- **Dataset records**

____________________

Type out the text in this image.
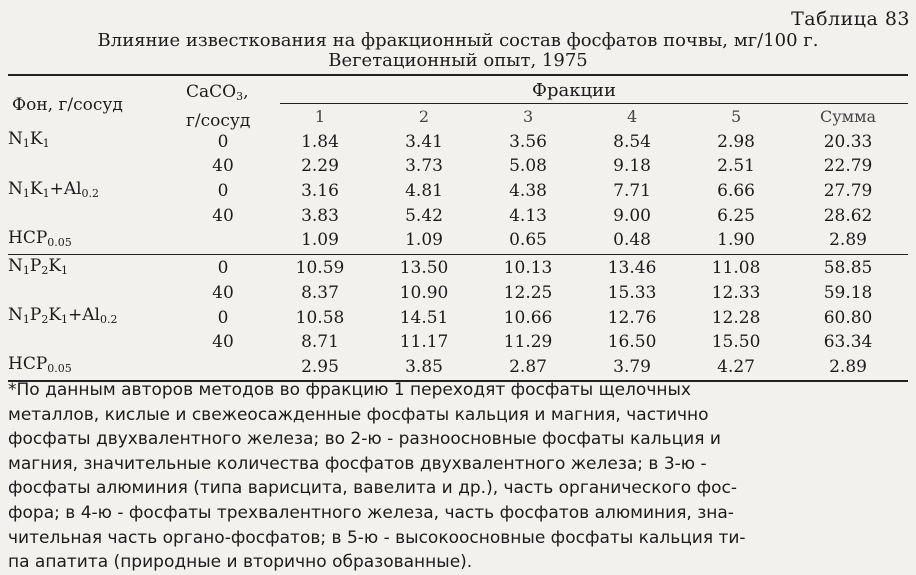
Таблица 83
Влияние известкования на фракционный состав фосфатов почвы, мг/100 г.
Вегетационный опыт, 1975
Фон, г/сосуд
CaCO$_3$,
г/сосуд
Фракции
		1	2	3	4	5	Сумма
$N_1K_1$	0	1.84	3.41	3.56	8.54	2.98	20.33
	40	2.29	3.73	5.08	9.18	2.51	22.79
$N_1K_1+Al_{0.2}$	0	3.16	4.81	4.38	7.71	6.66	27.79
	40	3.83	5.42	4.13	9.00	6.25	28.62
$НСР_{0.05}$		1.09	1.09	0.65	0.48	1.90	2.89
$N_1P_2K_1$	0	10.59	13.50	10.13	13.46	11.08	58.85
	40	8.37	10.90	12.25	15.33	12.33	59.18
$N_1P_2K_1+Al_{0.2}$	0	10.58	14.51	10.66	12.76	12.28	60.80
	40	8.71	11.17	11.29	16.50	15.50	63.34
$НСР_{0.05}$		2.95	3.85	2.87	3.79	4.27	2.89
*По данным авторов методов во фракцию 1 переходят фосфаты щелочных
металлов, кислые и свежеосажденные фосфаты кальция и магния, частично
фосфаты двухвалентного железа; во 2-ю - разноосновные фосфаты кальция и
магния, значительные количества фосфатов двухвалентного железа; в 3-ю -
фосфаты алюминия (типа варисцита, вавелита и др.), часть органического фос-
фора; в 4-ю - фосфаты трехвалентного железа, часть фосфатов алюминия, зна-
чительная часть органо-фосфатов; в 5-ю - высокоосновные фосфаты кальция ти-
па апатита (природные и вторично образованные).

____________________

- **GOAL OF THE EXERCISE**
Reproduce the whole listing above word for word, but not its pictures.

- **CORRECT RESULT**
Type out the text in this image.
Таблица 83
Влияние известкования на фракционный состав фосфатов почвы, мг/100 г.
Вегетационный опыт, 1975
Фон, г/сосуд
CaCO$_3$,
г/сосуд
Фракции
		1	2	3	4	5	Сумма
$N_1K_1$	0	1.84	3.41	3.56	8.54	2.98	20.33
	40	2.29	3.73	5.08	9.18	2.51	22.79
$N_1K_1+Al_{0.2}$	0	3.16	4.81	4.38	7.71	6.66	27.79
	40	3.83	5.42	4.13	9.00	6.25	28.62
$НСР_{0.05}$		1.09	1.09	0.65	0.48	1.90	2.89
$N_1P_2K_1$	0	10.59	13.50	10.13	13.46	11.08	58.85
	40	8.37	10.90	12.25	15.33	12.33	59.18
$N_1P_2K_1+Al_{0.2}$	0	10.58	14.51	10.66	12.76	12.28	60.80
	40	8.71	11.17	11.29	16.50	15.50	63.34
$НСР_{0.05}$		2.95	3.85	2.87	3.79	4.27	2.89
*По данным авторов методов во фракцию 1 переходят фосфаты щелочных
металлов, кислые и свежеосажденные фосфаты кальция и магния, частично
фосфаты двухвалентного железа; во 2-ю - разноосновные фосфаты кальция и
магния, значительные количества фосфатов двухвалентного железа; в 3-ю -
фосфаты алюминия (типа варисцита, вавелита и др.), часть органического фос-
фора; в 4-ю - фосфаты трехвалентного железа, часть фосфатов алюминия, зна-
чительная часть органо-фосфатов; в 5-ю - высокоосновные фосфаты кальция ти-
па апатита (природные и вторично образованные).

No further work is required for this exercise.